-- WORK INSTRUCTIONS --
Repeat each record below exactly, dropping the pictures.

-- PROVIDED DATA --
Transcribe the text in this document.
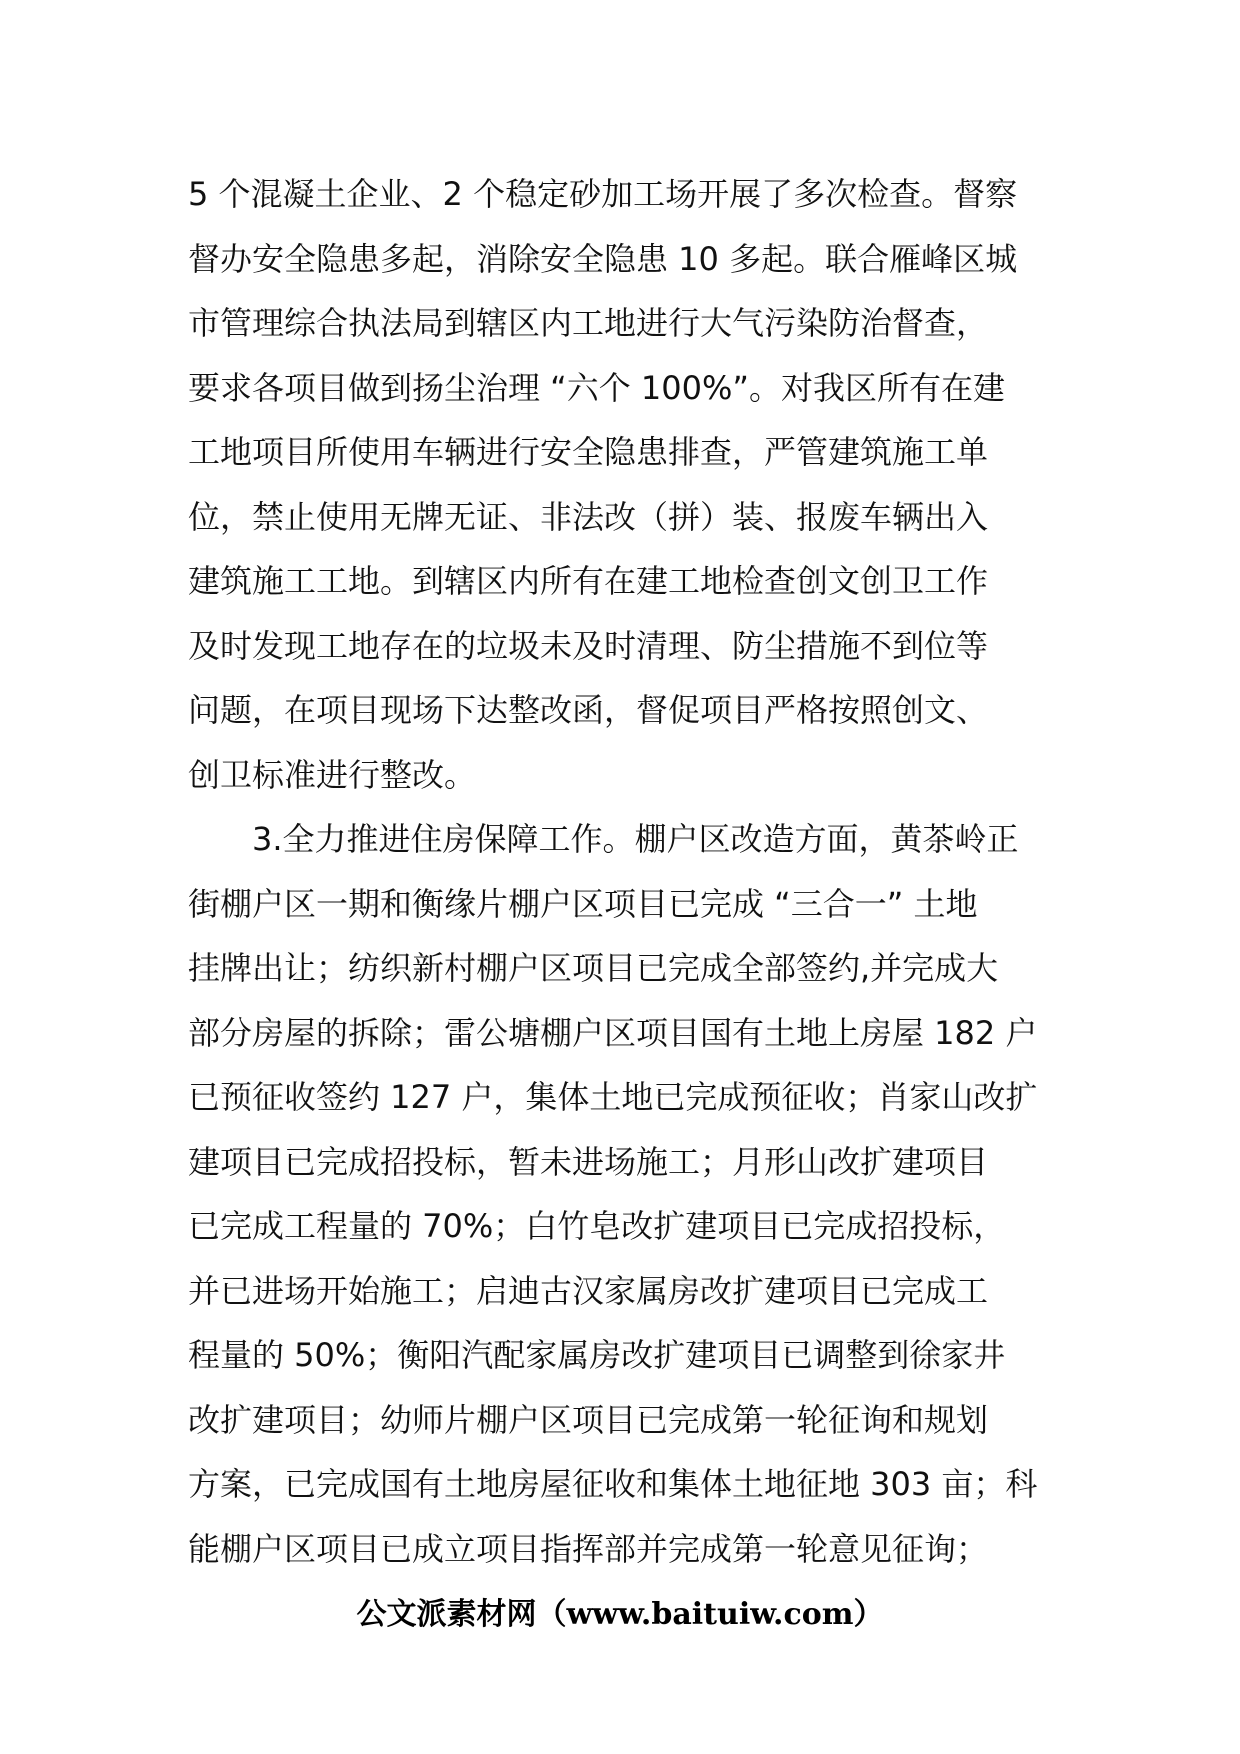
5 个混凝土企业、2 个稳定砂加工场开展了多次检查。督察
督办安全隐患多起，消除安全隐患 10 多起。联合雁峰区城
市管理综合执法局到辖区内工地进行大气污染防治督查，
要求各项目做到扬尘治理 “六个 100%”。对我区所有在建
工地项目所使用车辆进行安全隐患排查，严管建筑施工单
位，禁止使用无牌无证、非法改（拼）装、报废车辆出入
建筑施工工地。到辖区内所有在建工地检查创文创卫工作
及时发现工地存在的垃圾未及时清理、防尘措施不到位等
问题，在项目现场下达整改函，督促项目严格按照创文、
创卫标准进行整改。
3.全力推进住房保障工作。棚户区改造方面，黄茶岭正
街棚户区一期和衡缘片棚户区项目已完成 “三合一” 土地
挂牌出让；纺织新村棚户区项目已完成全部签约,并完成大
部分房屋的拆除；雷公塘棚户区项目国有土地上房屋 182 户
已预征收签约 127 户，集体土地已完成预征收；肖家山改扩
建项目已完成招投标，暂未进场施工；月形山改扩建项目
已完成工程量的 70%；白竹皂改扩建项目已完成招投标，
并已进场开始施工；启迪古汉家属房改扩建项目已完成工
程量的 50%；衡阳汽配家属房改扩建项目已调整到徐家井
改扩建项目；幼师片棚户区项目已完成第一轮征询和规划
方案，已完成国有土地房屋征收和集体土地征地 303 亩；科
能棚户区项目已成立项目指挥部并完成第一轮意见征询；
公文派素材网（www.baituiw.com）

-- THE SOLUTION --
Transcribe the text in this document.
5 个混凝土企业、2 个稳定砂加工场开展了多次检查。督察
督办安全隐患多起，消除安全隐患 10 多起。联合雁峰区城
市管理综合执法局到辖区内工地进行大气污染防治督查，
要求各项目做到扬尘治理 “六个 100%”。对我区所有在建
工地项目所使用车辆进行安全隐患排查，严管建筑施工单
位，禁止使用无牌无证、非法改（拼）装、报废车辆出入
建筑施工工地。到辖区内所有在建工地检查创文创卫工作
及时发现工地存在的垃圾未及时清理、防尘措施不到位等
问题，在项目现场下达整改函，督促项目严格按照创文、
创卫标准进行整改。
3.全力推进住房保障工作。棚户区改造方面，黄茶岭正
街棚户区一期和衡缘片棚户区项目已完成 “三合一” 土地
挂牌出让；纺织新村棚户区项目已完成全部签约,并完成大
部分房屋的拆除；雷公塘棚户区项目国有土地上房屋 182 户
已预征收签约 127 户，集体土地已完成预征收；肖家山改扩
建项目已完成招投标，暂未进场施工；月形山改扩建项目
已完成工程量的 70%；白竹皂改扩建项目已完成招投标，
并已进场开始施工；启迪古汉家属房改扩建项目已完成工
程量的 50%；衡阳汽配家属房改扩建项目已调整到徐家井
改扩建项目；幼师片棚户区项目已完成第一轮征询和规划
方案，已完成国有土地房屋征收和集体土地征地 303 亩；科
能棚户区项目已成立项目指挥部并完成第一轮意见征询；
公文派素材网（www.baituiw.com）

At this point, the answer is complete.